== WRITTEN TASK ==
Search the data for the word "wear" and copy every line that contains it.

[Collected data]
####################

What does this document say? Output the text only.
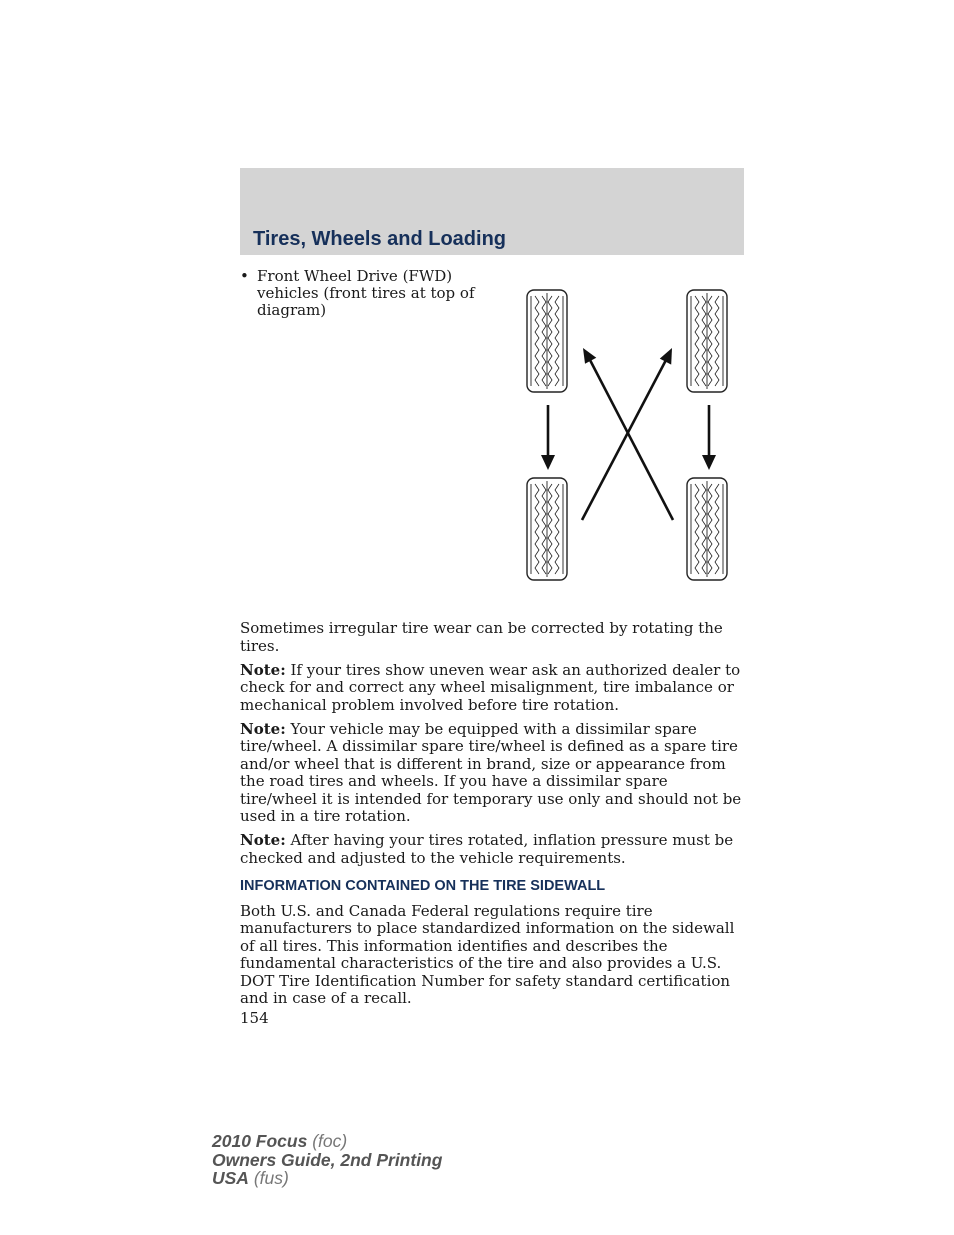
Tires, Wheels and Loading
• Front Wheel Drive (FWD) vehicles (front tires at top of diagram)

Sometimes irregular tire wear can be corrected by rotating the tires.

Note: If your tires show uneven wear ask an authorized dealer to check for and correct any wheel misalignment, tire imbalance or mechanical problem involved before tire rotation.

Note: Your vehicle may be equipped with a dissimilar spare tire/wheel. A dissimilar spare tire/wheel is defined as a spare tire and/or wheel that is different in brand, size or appearance from the road tires and wheels. If you have a dissimilar spare tire/wheel it is intended for temporary use only and should not be used in a tire rotation.

Note: After having your tires rotated, inflation pressure must be checked and adjusted to the vehicle requirements.

INFORMATION CONTAINED ON THE TIRE SIDEWALL

Both U.S. and Canada Federal regulations require tire manufacturers to place standardized information on the sidewall of all tires. This information identifies and describes the fundamental characteristics of the tire and also provides a U.S. DOT Tire Identification Number for safety standard certification and in case of a recall.

154
2010 Focus (foc)
Owners Guide, 2nd Printing
USA (fus)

####################

== ANSWER TO THIS TASK ==
Sometimes irregular tire wear can be corrected by rotating the tires.
Note: If your tires show uneven wear ask an authorized dealer to check for and correct any wheel misalignment, tire imbalance or mechanical problem involved before tire rotation.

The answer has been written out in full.